Well we have all kinds of different posts so I thought this post would be pretty interesting. What are your favorite bands?
Please name your top two and what other bands are your favorite. 
1. Rush
2. Dave Mathews Band (DMB) 
Tied for 1 & 2 The Eagles
Chicago
Steve Miller Band
Anything country
Too many more to name!


----------



## meateater (Apr 29, 2010)

#1 UFO With Michael Schenker
#2 Ted Nugent
I love Rock And Roll Period, old school stuff. I had the pleasure of working and meeting just about all over a 20 year period as a sound engineer, now I'm a old smokey. 
	

	
	
		
		



		
			






 Great post, makes me have flashbacks.


----------



## tndawg (Apr 29, 2010)

#1) Stevie Ray Vaughan
#2) Led Zepplin

Other than that, I have a wide variety of stuff I like, depending on my mood...

Ted Nugent is an favorite
old Kiss
AC/DC
Toby Keith
Dwight Yokum
Eric Clapton
The Police
really any blues, classic rock, bluegrass or country, and I can get into it!


----------



## daddyzaring (Apr 29, 2010)

════

Task list:
A – Please rewrite the stretch of the favorite-bands thread from "Great post, makes" through "on my mood...", and rename "flashbacks" to "memories" wherever it appears.
B – Answer these questions from the favorite-bands thread:
(i) Which band does the opening post rank second?
(ii) What job did meateater hold over a 20-year period?
(iii) Which artist does tndawg rank first?

Supplied information:
════

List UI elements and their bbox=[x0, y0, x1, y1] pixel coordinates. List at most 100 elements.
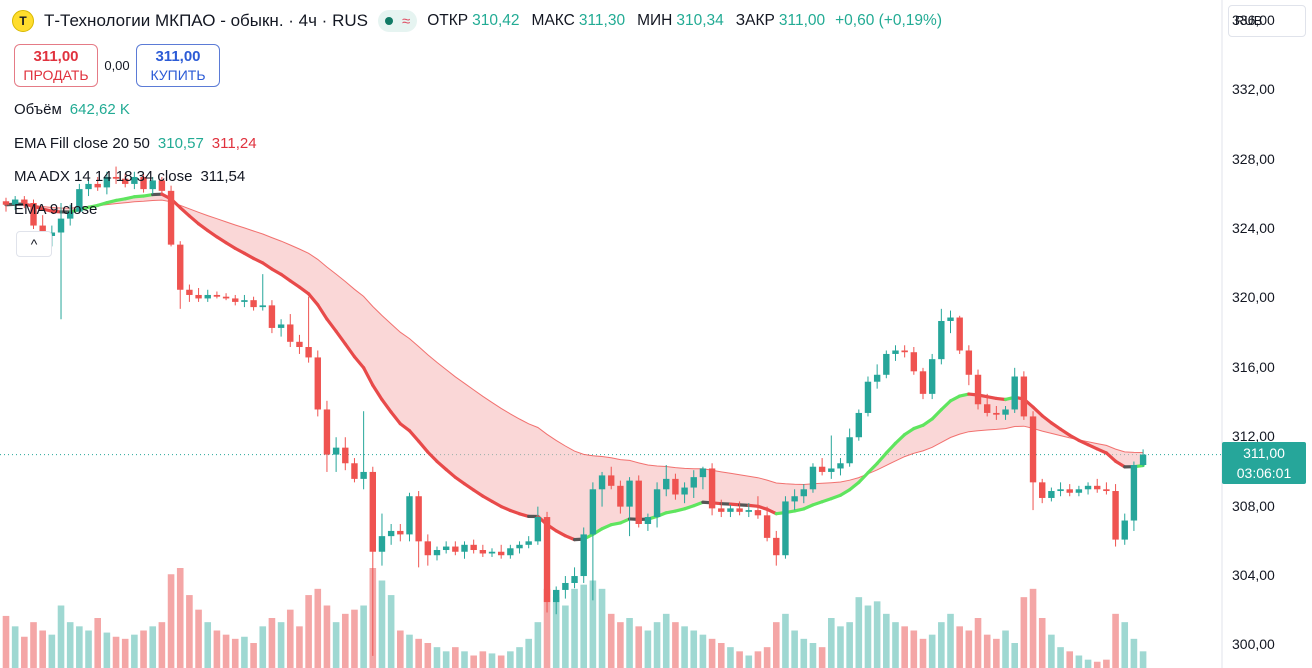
candle-body bbox=[1011, 376, 1018, 410]
buy-button[interactable]: 311,00 КУПИТЬ bbox=[136, 44, 220, 87]
ma-adx-segment bbox=[893, 432, 907, 445]
candle-body bbox=[617, 485, 624, 507]
volume-bar bbox=[1011, 643, 1018, 668]
market-status-pill[interactable]: ≈ bbox=[377, 10, 418, 32]
legend-volume[interactable]: Объём 642,62 K bbox=[14, 101, 130, 118]
market-status-dot-icon bbox=[384, 17, 393, 25]
instrument-title[interactable]: Т-Технологии МКПАО - обыкн. · 4ч · RUS bbox=[44, 11, 368, 30]
candle-body bbox=[598, 475, 606, 490]
legend-ema-fill[interactable]: EMA Fill close 20 50 310,57 311,24 bbox=[14, 135, 257, 152]
ma-adx-segment bbox=[224, 241, 237, 250]
candle-body bbox=[406, 496, 413, 535]
ma-adx-segment bbox=[884, 441, 898, 455]
candle-body bbox=[488, 551, 496, 554]
candle-body bbox=[773, 537, 780, 556]
ma-adx-label: MA ADX 14 14 18 34 close bbox=[14, 168, 193, 185]
volume-bar bbox=[406, 634, 413, 668]
ma-adx-segment bbox=[206, 228, 219, 239]
candle-body bbox=[287, 324, 294, 342]
volume-bar bbox=[543, 588, 551, 668]
open-value: 310,42 bbox=[472, 12, 520, 29]
volume-bar bbox=[103, 632, 111, 668]
ma-adx-segment bbox=[334, 329, 347, 346]
currency-selector[interactable]: RUB bbox=[1228, 5, 1306, 37]
ma-adx-segment bbox=[1095, 447, 1109, 455]
volume-bar bbox=[250, 643, 257, 668]
candle-body bbox=[204, 294, 211, 299]
volume-bar bbox=[727, 647, 734, 668]
candle-body bbox=[754, 510, 762, 516]
volume-value: 642,62 K bbox=[69, 101, 130, 118]
candle-body bbox=[727, 508, 734, 512]
ma-adx-segment bbox=[554, 529, 567, 538]
volume-bar bbox=[1075, 655, 1083, 668]
volume-bar bbox=[516, 647, 523, 668]
volume-bar bbox=[1112, 613, 1119, 668]
candle-body bbox=[378, 536, 386, 552]
candle-timer: 03:06:01 bbox=[1236, 465, 1292, 481]
volume-bar bbox=[488, 653, 496, 668]
volume-bar bbox=[176, 568, 184, 668]
candle-body bbox=[663, 478, 670, 490]
chevron-up-icon: ^ bbox=[30, 236, 38, 252]
ma-adx-segment bbox=[297, 285, 311, 296]
candle-body bbox=[571, 576, 578, 583]
candle-body bbox=[461, 544, 468, 552]
volume-bar bbox=[507, 651, 514, 668]
ma-adx-segment bbox=[682, 504, 696, 511]
change-value: +0,60 (+0,19%) bbox=[835, 12, 942, 29]
legend-ma-adx[interactable]: MA ADX 14 14 18 34 close 311,54 bbox=[14, 168, 245, 185]
candle-body bbox=[956, 317, 963, 351]
price-tick-label: 300,00 bbox=[1232, 636, 1275, 653]
ma-adx-segment bbox=[187, 214, 201, 226]
ma-adx-segment bbox=[178, 206, 191, 218]
candle-body bbox=[21, 199, 28, 204]
volume-bar bbox=[241, 636, 248, 668]
volume-bar bbox=[745, 655, 753, 668]
trade-panel: 311,00 ПРОДАТЬ 0,00 311,00 КУПИТЬ bbox=[14, 44, 220, 87]
candle-body bbox=[131, 176, 138, 184]
ma-adx-segment bbox=[1058, 427, 1072, 437]
ma-adx-segment bbox=[1086, 443, 1099, 451]
price-tick-label: 332,00 bbox=[1232, 81, 1275, 98]
volume-bar bbox=[1066, 651, 1074, 668]
volume-bar bbox=[231, 638, 239, 668]
candle-body bbox=[332, 447, 340, 455]
ma-adx-segment bbox=[288, 279, 302, 289]
candle-body bbox=[2, 201, 10, 205]
candle-body bbox=[177, 244, 184, 290]
ma-adx-segment bbox=[618, 517, 632, 525]
ma-adx-segment bbox=[472, 488, 485, 498]
sell-button[interactable]: 311,00 ПРОДАТЬ bbox=[14, 44, 98, 87]
price-tick-label: 324,00 bbox=[1232, 220, 1275, 237]
candle-body bbox=[901, 350, 908, 353]
spread-value: 0,00 bbox=[104, 58, 130, 73]
candle-body bbox=[452, 546, 459, 552]
candle-body bbox=[1121, 520, 1128, 540]
legend-ema9[interactable]: EMA 9 close bbox=[14, 201, 97, 218]
candle-body bbox=[910, 352, 918, 372]
candle-body bbox=[140, 176, 147, 190]
ma-adx-segment bbox=[948, 394, 962, 403]
candle-body bbox=[672, 478, 679, 495]
candle-body bbox=[369, 471, 376, 552]
candle-body bbox=[66, 211, 74, 219]
volume-bar bbox=[360, 605, 367, 668]
ma-adx-segment bbox=[600, 523, 613, 531]
candle-body bbox=[791, 496, 798, 502]
volume-bar bbox=[213, 630, 221, 668]
ma-adx-segment bbox=[848, 480, 861, 492]
candle-body bbox=[965, 350, 973, 375]
candle-body bbox=[11, 199, 19, 205]
candle-body bbox=[635, 480, 642, 524]
volume-bar bbox=[1020, 597, 1028, 668]
candle-body bbox=[433, 550, 441, 556]
volume-bar bbox=[66, 622, 74, 668]
collapse-legend-button[interactable]: ^ bbox=[16, 231, 52, 257]
volume-bar bbox=[681, 626, 688, 668]
volume-bar bbox=[1057, 647, 1064, 668]
candle-body bbox=[232, 298, 239, 302]
volume-bar bbox=[763, 647, 771, 668]
candle-body bbox=[516, 544, 523, 549]
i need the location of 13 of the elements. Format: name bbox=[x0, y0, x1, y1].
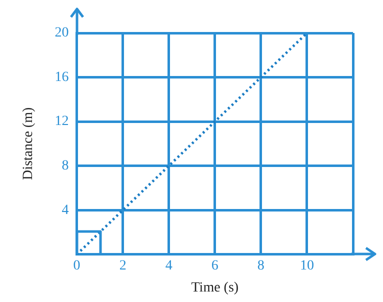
x-tick-label: 4 bbox=[165, 258, 172, 274]
x-tick-label: 10 bbox=[300, 258, 314, 274]
y-tick-label: 16 bbox=[54, 70, 69, 85]
x-tick-label: 8 bbox=[257, 258, 264, 274]
y-axis-title: Distance (m) bbox=[21, 107, 36, 180]
y-tick-label: 12 bbox=[54, 114, 69, 130]
y-tick-label: 8 bbox=[62, 158, 69, 174]
x-tick-label: 0 bbox=[73, 258, 80, 274]
x-axis-title: Time (s) bbox=[191, 280, 239, 296]
y-tick-label: 4 bbox=[62, 202, 69, 218]
y-tick-label: 20 bbox=[54, 26, 69, 41]
x-tick-label: 6 bbox=[211, 258, 218, 274]
x-tick-label: 2 bbox=[119, 258, 126, 274]
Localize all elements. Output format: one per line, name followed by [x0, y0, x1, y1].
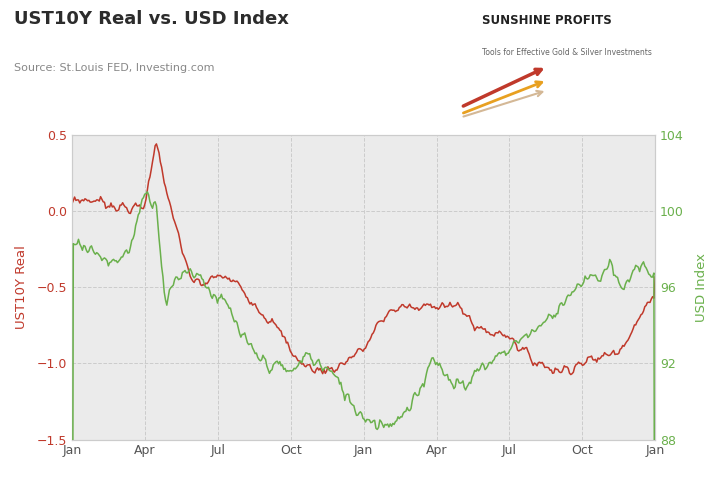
Text: Source: St.Louis FED, Investing.com: Source: St.Louis FED, Investing.com: [14, 63, 215, 73]
Text: UST10Y Real vs. USD Index: UST10Y Real vs. USD Index: [14, 10, 289, 28]
Y-axis label: UST10Y Real: UST10Y Real: [15, 245, 28, 329]
Text: Tools for Effective Gold & Silver Investments: Tools for Effective Gold & Silver Invest…: [482, 48, 652, 57]
Text: SUNSHINE PROFITS: SUNSHINE PROFITS: [482, 14, 612, 28]
Y-axis label: USD Index: USD Index: [695, 253, 708, 322]
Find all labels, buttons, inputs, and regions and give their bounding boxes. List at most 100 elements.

════

Answers per task:
A –
Great post, makes me have memories.


----------



## tndawg (Apr 29, 2010)

#1) Stevie Ray Vaughan
#2) Led Zepplin

Other than that, I have a wide variety of stuff I like, depending on my mood...

B –
(i) Dave Mathews Band (DMB)
(ii) Sound engineer
(iii) Stevie Ray Vaughan